## [Prompt]
Extract each line from the entries below that has the string "this" in it.

--- START OF Source data ---

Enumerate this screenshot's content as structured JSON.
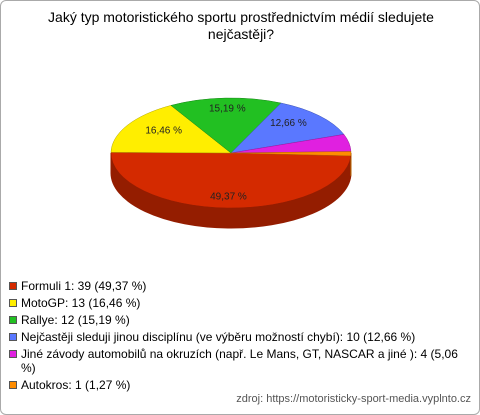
{
  "chart_data": {
    "type": "pie",
    "title": "Jaký typ motoristického sportu prostřednictvím médií sledujete nejčastěji?",
    "categories": [
      "Formuli 1: 39 (49,37 %)",
      "MotoGP: 13 (16,46 %)",
      "Rallye: 12 (15,19 %)",
      "Nejčastěji sleduji jinou disciplínu (ve výběru možností chybí): 10 (12,66 %)",
      "Jiné závody automobilů na okruzích (např. Le Mans, GT, NASCAR a jiné ): 4 (5,06 %)",
      "Autokros: 1 (1,27 %)"
    ],
    "values": [
      49.37,
      16.46,
      15.19,
      12.66,
      5.06,
      1.27
    ],
    "value_labels": [
      "49,37 %",
      "16,46 %",
      "15,19 %",
      "12,66 %",
      null,
      null
    ],
    "colors": [
      "#d42a00",
      "#ffee00",
      "#22c022",
      "#5a78ff",
      "#e020e0",
      "#ff8c00"
    ],
    "source": "zdroj: https://motoristicky-sport-media.vyplnto.cz"
  }
}
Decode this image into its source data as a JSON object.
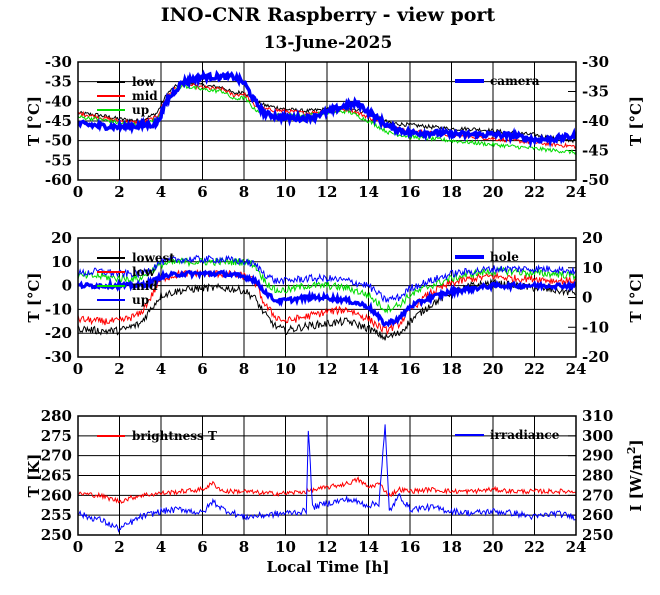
{
  "title": "INO-CNR Raspberry - view port",
  "subtitle": "13-June-2025",
  "xlabel": "Local Time [h]",
  "colors": {
    "black": "#000000",
    "red": "#ff0000",
    "green": "#00dd00",
    "blue": "#0000ff"
  },
  "chart_data": [
    {
      "type": "line",
      "panel": "top",
      "xlim": [
        0,
        24
      ],
      "xticks": [
        "0",
        "2",
        "4",
        "6",
        "8",
        "10",
        "12",
        "14",
        "16",
        "18",
        "20",
        "22",
        "24"
      ],
      "left_axis": {
        "label": "T [°C]",
        "lim": [
          -60,
          -30
        ],
        "ticks": [
          "-30",
          "-35",
          "-40",
          "-45",
          "-50",
          "-55",
          "-60"
        ]
      },
      "right_axis": {
        "label": "T [°C]",
        "lim": [
          -50,
          -30
        ],
        "ticks": [
          "-30",
          "-35",
          "-40",
          "-45",
          "-50"
        ]
      },
      "legend_left": [
        "low",
        "mid",
        "up"
      ],
      "legend_right": [
        "camera"
      ],
      "series": [
        {
          "name": "low",
          "axis": "left",
          "color": "#000000",
          "x": [
            0,
            1,
            2,
            3,
            3.8,
            4.3,
            5,
            6,
            7,
            7.5,
            8,
            8.5,
            9,
            10,
            11,
            12,
            13,
            14,
            15,
            16,
            17,
            18,
            19,
            20,
            21,
            22,
            23,
            24
          ],
          "y": [
            -43,
            -43.5,
            -44.5,
            -45,
            -43,
            -38,
            -35,
            -36,
            -36.5,
            -38,
            -37.5,
            -40,
            -41,
            -42,
            -42.5,
            -42,
            -41.5,
            -43,
            -45.5,
            -46,
            -46.5,
            -47,
            -47,
            -47.5,
            -48,
            -48.5,
            -49.5,
            -50
          ]
        },
        {
          "name": "mid",
          "axis": "left",
          "color": "#ff0000",
          "x": [
            0,
            1,
            2,
            3,
            3.8,
            4.3,
            5,
            6,
            7,
            7.5,
            8,
            8.5,
            9,
            10,
            11,
            12,
            13,
            14,
            15,
            16,
            17,
            18,
            19,
            20,
            21,
            22,
            23,
            24
          ],
          "y": [
            -43,
            -44,
            -45,
            -45.5,
            -44,
            -38.5,
            -35.5,
            -36.5,
            -37,
            -38.5,
            -38,
            -41,
            -42,
            -42.5,
            -43,
            -42.5,
            -42,
            -44,
            -46.5,
            -47.5,
            -48,
            -48.5,
            -49,
            -49.5,
            -50,
            -50.5,
            -51,
            -51.5
          ]
        },
        {
          "name": "up",
          "axis": "left",
          "color": "#00dd00",
          "x": [
            0,
            1,
            2,
            3,
            3.8,
            4.3,
            5,
            6,
            7,
            7.5,
            8,
            8.5,
            9,
            10,
            11,
            12,
            13,
            14,
            15,
            16,
            17,
            18,
            19,
            20,
            21,
            22,
            23,
            24
          ],
          "y": [
            -44,
            -44.5,
            -45.5,
            -46,
            -44.5,
            -39,
            -36,
            -37,
            -37.5,
            -39.5,
            -39,
            -42,
            -43,
            -43.5,
            -43.5,
            -43,
            -42.5,
            -45,
            -48,
            -49,
            -49.5,
            -50,
            -50.5,
            -51,
            -51.5,
            -52,
            -52.5,
            -53
          ]
        },
        {
          "name": "camera",
          "axis": "right",
          "color": "#0000ff",
          "width": 3.5,
          "x": [
            0,
            1,
            2,
            3,
            3.8,
            4.3,
            5,
            6,
            7,
            7.5,
            8,
            8.5,
            9,
            10,
            11,
            12,
            13,
            13.5,
            14,
            15,
            16,
            17,
            18,
            19,
            20,
            21,
            22,
            23,
            24
          ],
          "y": [
            -40.5,
            -40.8,
            -41,
            -40.8,
            -40.5,
            -36.5,
            -33.5,
            -32.5,
            -32.5,
            -32.5,
            -33.5,
            -36.5,
            -38.8,
            -39.5,
            -39.5,
            -38.5,
            -37.3,
            -37,
            -38.5,
            -41,
            -42,
            -42,
            -42.2,
            -42.3,
            -42.3,
            -42.5,
            -43.2,
            -43,
            -42.5
          ]
        }
      ]
    },
    {
      "type": "line",
      "panel": "middle",
      "xlim": [
        0,
        24
      ],
      "xticks": [
        "0",
        "2",
        "4",
        "6",
        "8",
        "10",
        "12",
        "14",
        "16",
        "18",
        "20",
        "22",
        "24"
      ],
      "left_axis": {
        "label": "T [°C]",
        "lim": [
          -30,
          20
        ],
        "ticks": [
          "20",
          "10",
          "0",
          "-10",
          "-20",
          "-30"
        ]
      },
      "right_axis": {
        "label": "T [°C]",
        "lim": [
          -20,
          20
        ],
        "ticks": [
          "20",
          "10",
          "0",
          "-10",
          "-20"
        ]
      },
      "legend_left": [
        "lowest",
        "low",
        "mid",
        "up"
      ],
      "legend_right": [
        "hole"
      ],
      "series": [
        {
          "name": "lowest",
          "axis": "left",
          "color": "#000000",
          "x": [
            0,
            1,
            2,
            3,
            3.5,
            4,
            5,
            6,
            7,
            8,
            8.5,
            9,
            9.5,
            10,
            11,
            12,
            13,
            14,
            14.8,
            15.5,
            16,
            17,
            18,
            19,
            20,
            21,
            22,
            23,
            24
          ],
          "y": [
            -18,
            -19,
            -19,
            -16,
            -10,
            -4,
            -2,
            -1,
            -1,
            -2,
            -5,
            -12,
            -17,
            -19,
            -17,
            -16,
            -15,
            -18,
            -22,
            -20,
            -15,
            -8,
            -3,
            0,
            1,
            0,
            -1,
            -2,
            -3
          ]
        },
        {
          "name": "low",
          "axis": "left",
          "color": "#ff0000",
          "x": [
            0,
            1,
            2,
            3,
            3.5,
            4,
            5,
            6,
            7,
            8,
            8.5,
            9,
            9.5,
            10,
            11,
            12,
            13,
            14,
            14.8,
            15.5,
            16,
            17,
            18,
            19,
            20,
            21,
            22,
            23,
            24
          ],
          "y": [
            -14,
            -15,
            -15,
            -12,
            -5,
            3,
            5,
            5,
            5,
            4,
            2,
            -8,
            -13,
            -15,
            -13,
            -11,
            -10,
            -14,
            -19,
            -16,
            -10,
            -3,
            1,
            3,
            4,
            3,
            3,
            2,
            2
          ]
        },
        {
          "name": "mid",
          "axis": "left",
          "color": "#00dd00",
          "x": [
            0,
            1,
            2,
            3,
            3.5,
            4,
            5,
            6,
            7,
            8,
            8.5,
            9,
            9.5,
            10,
            11,
            12,
            13,
            14,
            14.8,
            15.5,
            16,
            17,
            18,
            19,
            20,
            21,
            22,
            23,
            24
          ],
          "y": [
            4,
            4,
            3,
            3,
            6,
            9,
            10,
            10,
            10,
            10,
            9,
            2,
            -2,
            -2,
            0,
            0,
            -1,
            -4,
            -10,
            -8,
            -4,
            0,
            3,
            5,
            6,
            6,
            5,
            5,
            4
          ]
        },
        {
          "name": "up",
          "axis": "left",
          "color": "#0000ff",
          "x": [
            0,
            1,
            2,
            3,
            3.5,
            4,
            5,
            6,
            7,
            8,
            8.5,
            9,
            9.5,
            10,
            11,
            12,
            13,
            14,
            14.8,
            15.5,
            16,
            17,
            18,
            19,
            20,
            21,
            22,
            23,
            24
          ],
          "y": [
            5,
            6,
            5,
            5,
            7,
            10,
            11,
            11,
            11,
            10,
            9,
            5,
            2,
            2,
            3,
            3,
            2,
            0,
            -6,
            -5,
            -1,
            2,
            5,
            6,
            7,
            7,
            7,
            7,
            6
          ]
        },
        {
          "name": "hole",
          "axis": "right",
          "color": "#0000ff",
          "width": 3,
          "x": [
            0,
            1,
            2,
            3,
            3.5,
            4,
            5,
            6,
            7,
            8,
            8.5,
            9,
            9.5,
            10,
            11,
            12,
            13,
            14,
            14.8,
            15.5,
            16,
            17,
            18,
            19,
            20,
            21,
            22,
            23,
            24
          ],
          "y": [
            4,
            4,
            4,
            4,
            5,
            7,
            8,
            8,
            8,
            7,
            6,
            2,
            -1,
            -1,
            0,
            0,
            -1,
            -3,
            -9,
            -7,
            -3,
            0,
            2,
            3,
            4,
            4,
            4,
            4,
            4
          ]
        }
      ]
    },
    {
      "type": "line",
      "panel": "bottom",
      "xlim": [
        0,
        24
      ],
      "xticks": [
        "0",
        "2",
        "4",
        "6",
        "8",
        "10",
        "12",
        "14",
        "16",
        "18",
        "20",
        "22",
        "24"
      ],
      "left_axis": {
        "label": "T [K]",
        "lim": [
          250,
          280
        ],
        "ticks": [
          "280",
          "275",
          "270",
          "265",
          "260",
          "255",
          "250"
        ]
      },
      "right_axis": {
        "label": "I [W/m2]",
        "lim": [
          250,
          310
        ],
        "ticks": [
          "310",
          "300",
          "290",
          "280",
          "270",
          "260",
          "250"
        ]
      },
      "legend_left": [
        "brightness T"
      ],
      "legend_right": [
        "irradiance"
      ],
      "series": [
        {
          "name": "brightness T",
          "axis": "left",
          "color": "#ff0000",
          "x": [
            0,
            1,
            2,
            3,
            4,
            5,
            6,
            6.5,
            7,
            8,
            9,
            10,
            11,
            12,
            13,
            13.5,
            14,
            14.5,
            15,
            15.5,
            16,
            17,
            18,
            19,
            20,
            21,
            22,
            23,
            24
          ],
          "y": [
            260.5,
            260,
            258.5,
            260,
            260.5,
            261,
            261.5,
            263,
            261,
            261,
            260.5,
            260.5,
            261,
            262,
            263,
            264,
            262,
            263,
            260,
            261.5,
            261,
            261.5,
            261,
            261,
            261.5,
            261,
            261,
            261,
            261
          ]
        },
        {
          "name": "irradiance",
          "axis": "right",
          "color": "#0000ff",
          "x": [
            0,
            0.5,
            1,
            2,
            3,
            4,
            5,
            6,
            6.5,
            7,
            8,
            9,
            10,
            11,
            11.1,
            11.3,
            12,
            13,
            14,
            14.5,
            14.8,
            15,
            15.5,
            16,
            17,
            18,
            19,
            20,
            21,
            22,
            23,
            24
          ],
          "y": [
            261,
            259,
            258,
            253,
            259,
            262,
            263,
            261,
            267,
            263,
            259,
            260,
            261,
            262,
            304,
            264,
            266,
            268,
            265,
            266,
            305,
            262,
            270,
            263,
            264,
            262,
            261,
            262,
            261,
            259,
            261,
            259
          ]
        }
      ]
    }
  ]
}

--- END OF Source data ---

## [Output]
Enumerate this screenshot's content as structured JSON.
Decode this image into its source data as a JSON object.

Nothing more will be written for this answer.